Dataset rows

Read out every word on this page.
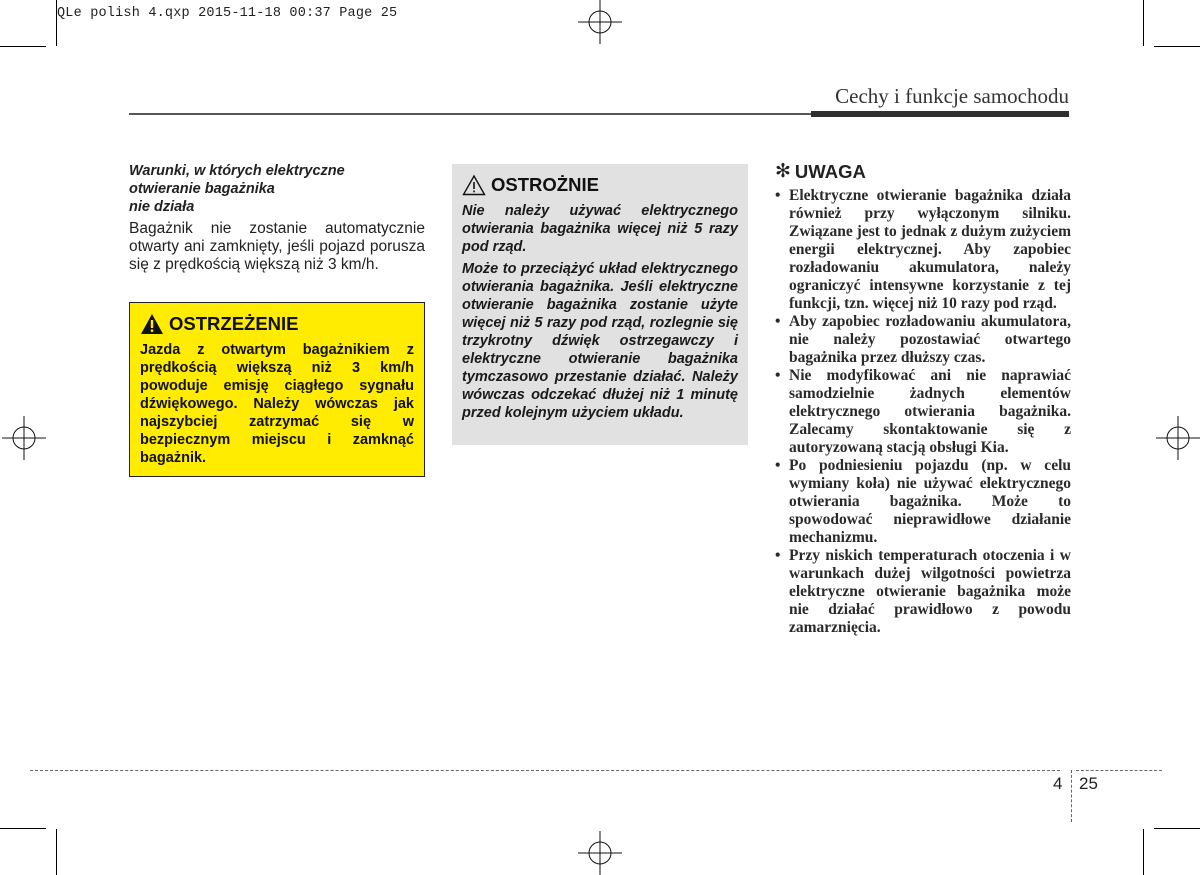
QLe polish 4.qxp 2015-11-18 00:37 Page 25
Cechy i funkcje samochodu
Warunki, w których elektryczne
otwieranie bagażnika
nie działa
Bagażnik nie zostanie automatycznie otwarty ani zamknięty, jeśli pojazd porusza się z prędkością większą niż 3 km/h.
OSTRZEŻENIE
Jazda z otwartym bagażnikiem z prędkością większą niż 3 km/h powoduje emisję ciągłego sygnału dźwiękowego. Należy wówczas jak najszybciej zatrzymać się w bezpiecznym miejscu i zamknąć bagażnik.
OSTROŻNIE

Nie należy używać elektrycznego otwierania bagażnika więcej niż 5 razy pod rząd.

Może to przeciążyć układ elektrycznego otwierania bagażnika. Jeśli elektryczne otwieranie bagażnika zostanie użyte więcej niż 5 razy pod rząd, rozlegnie się trzykrotny dźwięk ostrzegawczy i elektryczne otwieranie bagażnika tymczasowo przestanie działać. Należy wówczas odczekać dłużej niż 1 minutę przed kolejnym użyciem układu.

✻ UWAGA
• Elektryczne otwieranie bagażnika działa również przy wyłączonym silniku. Związane jest to jednak z dużym zużyciem energii elektrycznej. Aby zapobiec rozładowaniu akumulatora, należy ograniczyć intensywne korzystanie z tej funkcji, tzn. więcej niż 10 razy pod rząd.
• Aby zapobiec rozładowaniu akumulatora, nie należy pozostawiać otwartego bagażnika przez dłuższy czas.
• Nie modyfikować ani nie naprawiać samodzielnie żadnych elementów elektrycznego otwierania bagażnika. Zalecamy skontaktowanie się z autoryzowaną stacją obsługi Kia.
• Po podniesieniu pojazdu (np. w celu wymiany koła) nie używać elektrycznego otwierania bagażnika. Może to spowodować nieprawidłowe działanie mechanizmu.
• Przy niskich temperaturach otoczenia i w warunkach dużej wilgotności powietrza elektryczne otwieranie bagażnika może nie działać prawidłowo z powodu zamarznięcia.
4 25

Directive – Repeat the material above word for word and skip every image in it.

Task response –
Read out every word on this page.
QLe polish 4.qxp 2015-11-18 00:37 Page 25
Cechy i funkcje samochodu
Warunki, w których elektryczne
otwieranie bagażnika
nie działa
Bagażnik nie zostanie automatycznie otwarty ani zamknięty, jeśli pojazd porusza się z prędkością większą niż 3 km/h.
OSTRZEŻENIE
Jazda z otwartym bagażnikiem z prędkością większą niż 3 km/h powoduje emisję ciągłego sygnału dźwiękowego. Należy wówczas jak najszybciej zatrzymać się w bezpiecznym miejscu i zamknąć bagażnik.
OSTROŻNIE

Nie należy używać elektrycznego otwierania bagażnika więcej niż 5 razy pod rząd.

Może to przeciążyć układ elektrycznego otwierania bagażnika. Jeśli elektryczne otwieranie bagażnika zostanie użyte więcej niż 5 razy pod rząd, rozlegnie się trzykrotny dźwięk ostrzegawczy i elektryczne otwieranie bagażnika tymczasowo przestanie działać. Należy wówczas odczekać dłużej niż 1 minutę przed kolejnym użyciem układu.

✻ UWAGA
• Elektryczne otwieranie bagażnika działa również przy wyłączonym silniku. Związane jest to jednak z dużym zużyciem energii elektrycznej. Aby zapobiec rozładowaniu akumulatora, należy ograniczyć intensywne korzystanie z tej funkcji, tzn. więcej niż 10 razy pod rząd.
• Aby zapobiec rozładowaniu akumulatora, nie należy pozostawiać otwartego bagażnika przez dłuższy czas.
• Nie modyfikować ani nie naprawiać samodzielnie żadnych elementów elektrycznego otwierania bagażnika. Zalecamy skontaktowanie się z autoryzowaną stacją obsługi Kia.
• Po podniesieniu pojazdu (np. w celu wymiany koła) nie używać elektrycznego otwierania bagażnika. Może to spowodować nieprawidłowe działanie mechanizmu.
• Przy niskich temperaturach otoczenia i w warunkach dużej wilgotności powietrza elektryczne otwieranie bagażnika może nie działać prawidłowo z powodu zamarznięcia.
4 25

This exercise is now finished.